-- THE REQUEST --
Transcribe every entry below word for word, but skip the pictures.

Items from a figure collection

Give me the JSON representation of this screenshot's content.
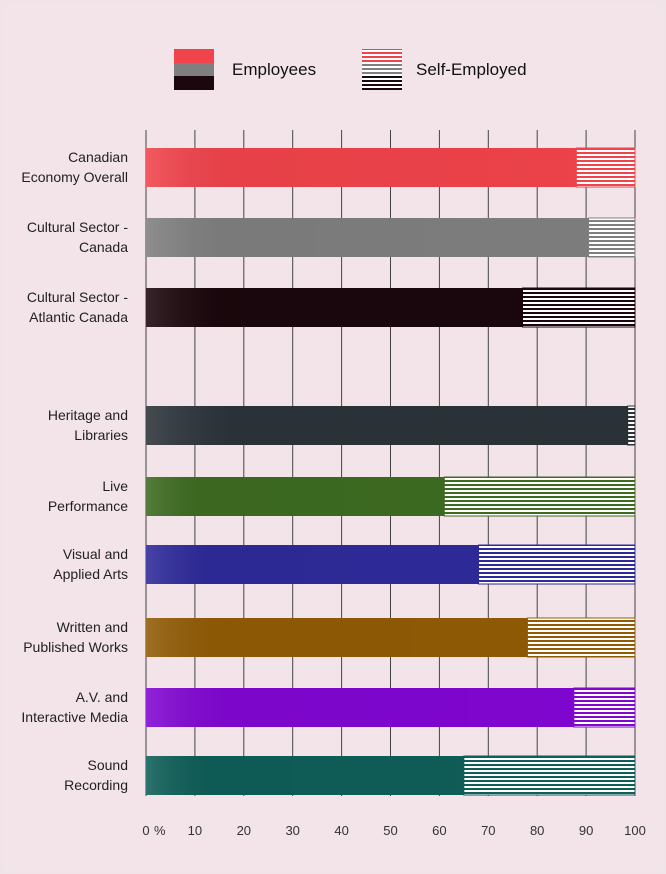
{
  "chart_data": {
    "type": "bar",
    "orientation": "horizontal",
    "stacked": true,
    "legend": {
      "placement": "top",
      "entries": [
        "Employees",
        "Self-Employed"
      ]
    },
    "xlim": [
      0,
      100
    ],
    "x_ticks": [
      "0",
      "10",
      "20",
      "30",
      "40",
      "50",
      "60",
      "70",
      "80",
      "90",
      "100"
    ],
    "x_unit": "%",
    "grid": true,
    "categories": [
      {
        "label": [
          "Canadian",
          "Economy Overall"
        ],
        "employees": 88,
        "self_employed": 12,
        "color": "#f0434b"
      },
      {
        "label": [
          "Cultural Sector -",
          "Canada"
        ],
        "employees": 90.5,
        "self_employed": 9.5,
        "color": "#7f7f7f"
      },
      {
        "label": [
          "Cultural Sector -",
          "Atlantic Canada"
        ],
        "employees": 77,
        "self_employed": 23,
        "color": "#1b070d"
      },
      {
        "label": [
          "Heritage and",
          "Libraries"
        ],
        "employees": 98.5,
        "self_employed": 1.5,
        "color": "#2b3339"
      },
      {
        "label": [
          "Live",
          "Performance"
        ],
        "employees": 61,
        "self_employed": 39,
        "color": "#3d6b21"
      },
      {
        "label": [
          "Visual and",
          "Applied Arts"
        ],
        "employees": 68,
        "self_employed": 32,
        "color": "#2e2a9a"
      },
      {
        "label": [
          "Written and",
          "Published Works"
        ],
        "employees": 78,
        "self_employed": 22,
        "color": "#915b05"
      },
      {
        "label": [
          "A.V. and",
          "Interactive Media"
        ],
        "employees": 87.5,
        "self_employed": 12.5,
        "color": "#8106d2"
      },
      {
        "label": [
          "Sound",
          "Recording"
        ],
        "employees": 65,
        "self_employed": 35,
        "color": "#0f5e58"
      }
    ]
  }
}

-- COMPLETE OUTPUT --
Give me the JSON representation of this screenshot's content.
{
  "chart_data": {
    "type": "bar",
    "orientation": "horizontal",
    "stacked": true,
    "legend": {
      "placement": "top",
      "entries": [
        "Employees",
        "Self-Employed"
      ]
    },
    "xlim": [
      0,
      100
    ],
    "x_ticks": [
      "0",
      "10",
      "20",
      "30",
      "40",
      "50",
      "60",
      "70",
      "80",
      "90",
      "100"
    ],
    "x_unit": "%",
    "grid": true,
    "categories": [
      {
        "label": [
          "Canadian",
          "Economy Overall"
        ],
        "employees": 88,
        "self_employed": 12,
        "color": "#f0434b"
      },
      {
        "label": [
          "Cultural Sector -",
          "Canada"
        ],
        "employees": 90.5,
        "self_employed": 9.5,
        "color": "#7f7f7f"
      },
      {
        "label": [
          "Cultural Sector -",
          "Atlantic Canada"
        ],
        "employees": 77,
        "self_employed": 23,
        "color": "#1b070d"
      },
      {
        "label": [
          "Heritage and",
          "Libraries"
        ],
        "employees": 98.5,
        "self_employed": 1.5,
        "color": "#2b3339"
      },
      {
        "label": [
          "Live",
          "Performance"
        ],
        "employees": 61,
        "self_employed": 39,
        "color": "#3d6b21"
      },
      {
        "label": [
          "Visual and",
          "Applied Arts"
        ],
        "employees": 68,
        "self_employed": 32,
        "color": "#2e2a9a"
      },
      {
        "label": [
          "Written and",
          "Published Works"
        ],
        "employees": 78,
        "self_employed": 22,
        "color": "#915b05"
      },
      {
        "label": [
          "A.V. and",
          "Interactive Media"
        ],
        "employees": 87.5,
        "self_employed": 12.5,
        "color": "#8106d2"
      },
      {
        "label": [
          "Sound",
          "Recording"
        ],
        "employees": 65,
        "self_employed": 35,
        "color": "#0f5e58"
      }
    ]
  }
}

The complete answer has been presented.